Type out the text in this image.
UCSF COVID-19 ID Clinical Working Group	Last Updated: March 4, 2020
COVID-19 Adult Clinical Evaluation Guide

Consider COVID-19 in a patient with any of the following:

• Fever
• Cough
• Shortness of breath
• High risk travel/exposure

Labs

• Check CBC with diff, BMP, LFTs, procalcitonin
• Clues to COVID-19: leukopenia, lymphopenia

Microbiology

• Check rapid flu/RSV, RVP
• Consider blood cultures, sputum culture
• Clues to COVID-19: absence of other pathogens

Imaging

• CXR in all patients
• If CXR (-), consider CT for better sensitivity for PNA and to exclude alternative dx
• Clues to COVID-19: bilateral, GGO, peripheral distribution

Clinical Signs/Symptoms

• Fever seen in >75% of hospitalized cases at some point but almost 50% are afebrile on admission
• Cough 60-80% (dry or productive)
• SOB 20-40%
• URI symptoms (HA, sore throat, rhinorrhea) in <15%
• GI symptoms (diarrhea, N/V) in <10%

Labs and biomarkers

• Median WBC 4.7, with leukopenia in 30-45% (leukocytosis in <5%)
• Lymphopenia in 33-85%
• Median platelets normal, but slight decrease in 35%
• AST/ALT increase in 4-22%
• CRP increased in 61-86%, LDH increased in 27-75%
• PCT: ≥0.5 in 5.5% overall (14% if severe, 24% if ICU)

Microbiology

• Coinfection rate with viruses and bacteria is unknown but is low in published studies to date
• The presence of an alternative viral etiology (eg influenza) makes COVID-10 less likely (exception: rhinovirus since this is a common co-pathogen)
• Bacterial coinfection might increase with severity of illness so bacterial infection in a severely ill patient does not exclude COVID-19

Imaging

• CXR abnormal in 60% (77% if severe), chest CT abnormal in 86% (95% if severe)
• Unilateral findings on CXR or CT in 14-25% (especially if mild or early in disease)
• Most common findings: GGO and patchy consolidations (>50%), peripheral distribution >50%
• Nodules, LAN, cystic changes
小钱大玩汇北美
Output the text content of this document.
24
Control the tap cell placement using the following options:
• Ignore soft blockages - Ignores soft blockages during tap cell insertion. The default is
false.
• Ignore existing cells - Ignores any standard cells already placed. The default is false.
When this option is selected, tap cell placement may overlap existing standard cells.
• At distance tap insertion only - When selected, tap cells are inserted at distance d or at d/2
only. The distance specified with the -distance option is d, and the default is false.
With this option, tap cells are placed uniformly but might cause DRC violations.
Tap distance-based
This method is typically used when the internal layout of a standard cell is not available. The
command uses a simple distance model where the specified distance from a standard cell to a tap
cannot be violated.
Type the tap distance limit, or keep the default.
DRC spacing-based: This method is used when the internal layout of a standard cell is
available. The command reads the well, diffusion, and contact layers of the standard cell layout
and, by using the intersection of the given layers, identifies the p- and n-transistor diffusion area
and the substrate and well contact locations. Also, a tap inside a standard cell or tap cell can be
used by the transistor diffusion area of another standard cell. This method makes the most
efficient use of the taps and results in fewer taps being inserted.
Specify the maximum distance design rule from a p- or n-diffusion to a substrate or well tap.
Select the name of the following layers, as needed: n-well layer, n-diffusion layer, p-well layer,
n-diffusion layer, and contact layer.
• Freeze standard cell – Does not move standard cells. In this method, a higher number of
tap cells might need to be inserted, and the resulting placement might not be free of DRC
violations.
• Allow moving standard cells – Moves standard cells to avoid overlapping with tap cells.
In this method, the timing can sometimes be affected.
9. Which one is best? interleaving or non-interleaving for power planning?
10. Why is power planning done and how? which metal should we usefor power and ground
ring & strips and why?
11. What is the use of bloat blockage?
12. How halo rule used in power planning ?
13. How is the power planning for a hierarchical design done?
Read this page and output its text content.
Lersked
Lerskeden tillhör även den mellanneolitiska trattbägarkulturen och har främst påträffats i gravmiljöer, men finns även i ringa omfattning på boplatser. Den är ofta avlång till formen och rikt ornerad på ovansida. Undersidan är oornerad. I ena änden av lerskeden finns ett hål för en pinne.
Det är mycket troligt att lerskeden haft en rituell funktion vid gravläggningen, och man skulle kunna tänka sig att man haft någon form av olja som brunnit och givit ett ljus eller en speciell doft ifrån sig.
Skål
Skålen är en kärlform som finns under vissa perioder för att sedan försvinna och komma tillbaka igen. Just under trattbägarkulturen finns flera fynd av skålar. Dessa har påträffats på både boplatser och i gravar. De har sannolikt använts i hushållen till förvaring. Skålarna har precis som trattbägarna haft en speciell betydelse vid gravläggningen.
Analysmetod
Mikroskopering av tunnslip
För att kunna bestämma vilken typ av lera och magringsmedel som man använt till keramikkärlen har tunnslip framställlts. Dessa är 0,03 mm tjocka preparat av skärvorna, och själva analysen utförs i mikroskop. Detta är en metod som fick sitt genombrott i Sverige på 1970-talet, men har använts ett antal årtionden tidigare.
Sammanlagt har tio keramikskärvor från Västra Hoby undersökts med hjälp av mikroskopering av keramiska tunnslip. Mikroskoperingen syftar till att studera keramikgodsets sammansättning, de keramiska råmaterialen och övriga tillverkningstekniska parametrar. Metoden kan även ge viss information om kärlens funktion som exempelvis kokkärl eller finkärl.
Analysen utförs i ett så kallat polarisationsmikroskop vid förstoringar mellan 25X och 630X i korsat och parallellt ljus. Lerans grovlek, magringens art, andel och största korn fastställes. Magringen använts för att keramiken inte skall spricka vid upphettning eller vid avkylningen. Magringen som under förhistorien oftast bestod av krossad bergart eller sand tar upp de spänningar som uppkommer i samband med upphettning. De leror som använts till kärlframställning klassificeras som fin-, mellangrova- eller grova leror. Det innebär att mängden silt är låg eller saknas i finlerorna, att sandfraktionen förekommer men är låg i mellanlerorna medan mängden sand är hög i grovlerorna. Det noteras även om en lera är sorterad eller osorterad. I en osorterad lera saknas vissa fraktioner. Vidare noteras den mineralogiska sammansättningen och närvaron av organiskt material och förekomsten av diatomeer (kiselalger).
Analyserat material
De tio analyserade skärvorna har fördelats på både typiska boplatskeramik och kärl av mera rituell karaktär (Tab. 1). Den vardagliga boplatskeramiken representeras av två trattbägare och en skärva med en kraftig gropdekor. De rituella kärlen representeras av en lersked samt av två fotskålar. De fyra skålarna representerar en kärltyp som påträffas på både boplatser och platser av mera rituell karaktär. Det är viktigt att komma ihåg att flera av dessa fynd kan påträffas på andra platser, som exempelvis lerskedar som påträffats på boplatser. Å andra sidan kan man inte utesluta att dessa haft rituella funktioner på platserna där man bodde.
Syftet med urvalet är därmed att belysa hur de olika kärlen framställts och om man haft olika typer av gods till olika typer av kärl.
************
PROBLEM REQUIREMENTS
Your reply must be a faithful copy of each entry above.

TASK RESULT
Type out the text in this image.
UCSF COVID-19 ID Clinical Working Group	Last Updated: March 4, 2020
COVID-19 Adult Clinical Evaluation Guide

Consider COVID-19 in a patient with any of the following:

• Fever
• Cough
• Shortness of breath
• High risk travel/exposure

Labs

• Check CBC with diff, BMP, LFTs, procalcitonin
• Clues to COVID-19: leukopenia, lymphopenia

Microbiology

• Check rapid flu/RSV, RVP
• Consider blood cultures, sputum culture
• Clues to COVID-19: absence of other pathogens

Imaging

• CXR in all patients
• If CXR (-), consider CT for better sensitivity for PNA and to exclude alternative dx
• Clues to COVID-19: bilateral, GGO, peripheral distribution

Clinical Signs/Symptoms

• Fever seen in >75% of hospitalized cases at some point but almost 50% are afebrile on admission
• Cough 60-80% (dry or productive)
• SOB 20-40%
• URI symptoms (HA, sore throat, rhinorrhea) in <15%
• GI symptoms (diarrhea, N/V) in <10%

Labs and biomarkers

• Median WBC 4.7, with leukopenia in 30-45% (leukocytosis in <5%)
• Lymphopenia in 33-85%
• Median platelets normal, but slight decrease in 35%
• AST/ALT increase in 4-22%
• CRP increased in 61-86%, LDH increased in 27-75%
• PCT: ≥0.5 in 5.5% overall (14% if severe, 24% if ICU)

Microbiology

• Coinfection rate with viruses and bacteria is unknown but is low in published studies to date
• The presence of an alternative viral etiology (eg influenza) makes COVID-10 less likely (exception: rhinovirus since this is a common co-pathogen)
• Bacterial coinfection might increase with severity of illness so bacterial infection in a severely ill patient does not exclude COVID-19

Imaging

• CXR abnormal in 60% (77% if severe), chest CT abnormal in 86% (95% if severe)
• Unilateral findings on CXR or CT in 14-25% (especially if mild or early in disease)
• Most common findings: GGO and patchy consolidations (>50%), peripheral distribution >50%
• Nodules, LAN, cystic changes
小钱大玩汇北美
Output the text content of this document.
24
Control the tap cell placement using the following options:
• Ignore soft blockages - Ignores soft blockages during tap cell insertion. The default is
false.
• Ignore existing cells - Ignores any standard cells already placed. The default is false.
When this option is selected, tap cell placement may overlap existing standard cells.
• At distance tap insertion only - When selected, tap cells are inserted at distance d or at d/2
only. The distance specified with the -distance option is d, and the default is false.
With this option, tap cells are placed uniformly but might cause DRC violations.
Tap distance-based
This method is typically used when the internal layout of a standard cell is not available. The
command uses a simple distance model where the specified distance from a standard cell to a tap
cannot be violated.
Type the tap distance limit, or keep the default.
DRC spacing-based: This method is used when the internal layout of a standard cell is
available. The command reads the well, diffusion, and contact layers of the standard cell layout
and, by using the intersection of the given layers, identifies the p- and n-transistor diffusion area
and the substrate and well contact locations. Also, a tap inside a standard cell or tap cell can be
used by the transistor diffusion area of another standard cell. This method makes the most
efficient use of the taps and results in fewer taps being inserted.
Specify the maximum distance design rule from a p- or n-diffusion to a substrate or well tap.
Select the name of the following layers, as needed: n-well layer, n-diffusion layer, p-well layer,
n-diffusion layer, and contact layer.
• Freeze standard cell – Does not move standard cells. In this method, a higher number of
tap cells might need to be inserted, and the resulting placement might not be free of DRC
violations.
• Allow moving standard cells – Moves standard cells to avoid overlapping with tap cells.
In this method, the timing can sometimes be affected.
9. Which one is best? interleaving or non-interleaving for power planning?
10. Why is power planning done and how? which metal should we usefor power and ground
ring & strips and why?
11. What is the use of bloat blockage?
12. How halo rule used in power planning ?
13. How is the power planning for a hierarchical design done?
Read this page and output its text content.
Lersked
Lerskeden tillhör även den mellanneolitiska trattbägarkulturen och har främst påträffats i gravmiljöer, men finns även i ringa omfattning på boplatser. Den är ofta avlång till formen och rikt ornerad på ovansida. Undersidan är oornerad. I ena änden av lerskeden finns ett hål för en pinne.
Det är mycket troligt att lerskeden haft en rituell funktion vid gravläggningen, och man skulle kunna tänka sig att man haft någon form av olja som brunnit och givit ett ljus eller en speciell doft ifrån sig.
Skål
Skålen är en kärlform som finns under vissa perioder för att sedan försvinna och komma tillbaka igen. Just under trattbägarkulturen finns flera fynd av skålar. Dessa har påträffats på både boplatser och i gravar. De har sannolikt använts i hushållen till förvaring. Skålarna har precis som trattbägarna haft en speciell betydelse vid gravläggningen.
Analysmetod
Mikroskopering av tunnslip
För att kunna bestämma vilken typ av lera och magringsmedel som man använt till keramikkärlen har tunnslip framställlts. Dessa är 0,03 mm tjocka preparat av skärvorna, och själva analysen utförs i mikroskop. Detta är en metod som fick sitt genombrott i Sverige på 1970-talet, men har använts ett antal årtionden tidigare.
Sammanlagt har tio keramikskärvor från Västra Hoby undersökts med hjälp av mikroskopering av keramiska tunnslip. Mikroskoperingen syftar till att studera keramikgodsets sammansättning, de keramiska råmaterialen och övriga tillverkningstekniska parametrar. Metoden kan även ge viss information om kärlens funktion som exempelvis kokkärl eller finkärl.
Analysen utförs i ett så kallat polarisationsmikroskop vid förstoringar mellan 25X och 630X i korsat och parallellt ljus. Lerans grovlek, magringens art, andel och största korn fastställes. Magringen använts för att keramiken inte skall spricka vid upphettning eller vid avkylningen. Magringen som under förhistorien oftast bestod av krossad bergart eller sand tar upp de spänningar som uppkommer i samband med upphettning. De leror som använts till kärlframställning klassificeras som fin-, mellangrova- eller grova leror. Det innebär att mängden silt är låg eller saknas i finlerorna, att sandfraktionen förekommer men är låg i mellanlerorna medan mängden sand är hög i grovlerorna. Det noteras även om en lera är sorterad eller osorterad. I en osorterad lera saknas vissa fraktioner. Vidare noteras den mineralogiska sammansättningen och närvaron av organiskt material och förekomsten av diatomeer (kiselalger).
Analyserat material
De tio analyserade skärvorna har fördelats på både typiska boplatskeramik och kärl av mera rituell karaktär (Tab. 1). Den vardagliga boplatskeramiken representeras av två trattbägare och en skärva med en kraftig gropdekor. De rituella kärlen representeras av en lersked samt av två fotskålar. De fyra skålarna representerar en kärltyp som påträffas på både boplatser och platser av mera rituell karaktär. Det är viktigt att komma ihåg att flera av dessa fynd kan påträffas på andra platser, som exempelvis lerskedar som påträffats på boplatser. Å andra sidan kan man inte utesluta att dessa haft rituella funktioner på platserna där man bodde.
Syftet med urvalet är därmed att belysa hur de olika kärlen framställts och om man haft olika typer av gods till olika typer av kärl.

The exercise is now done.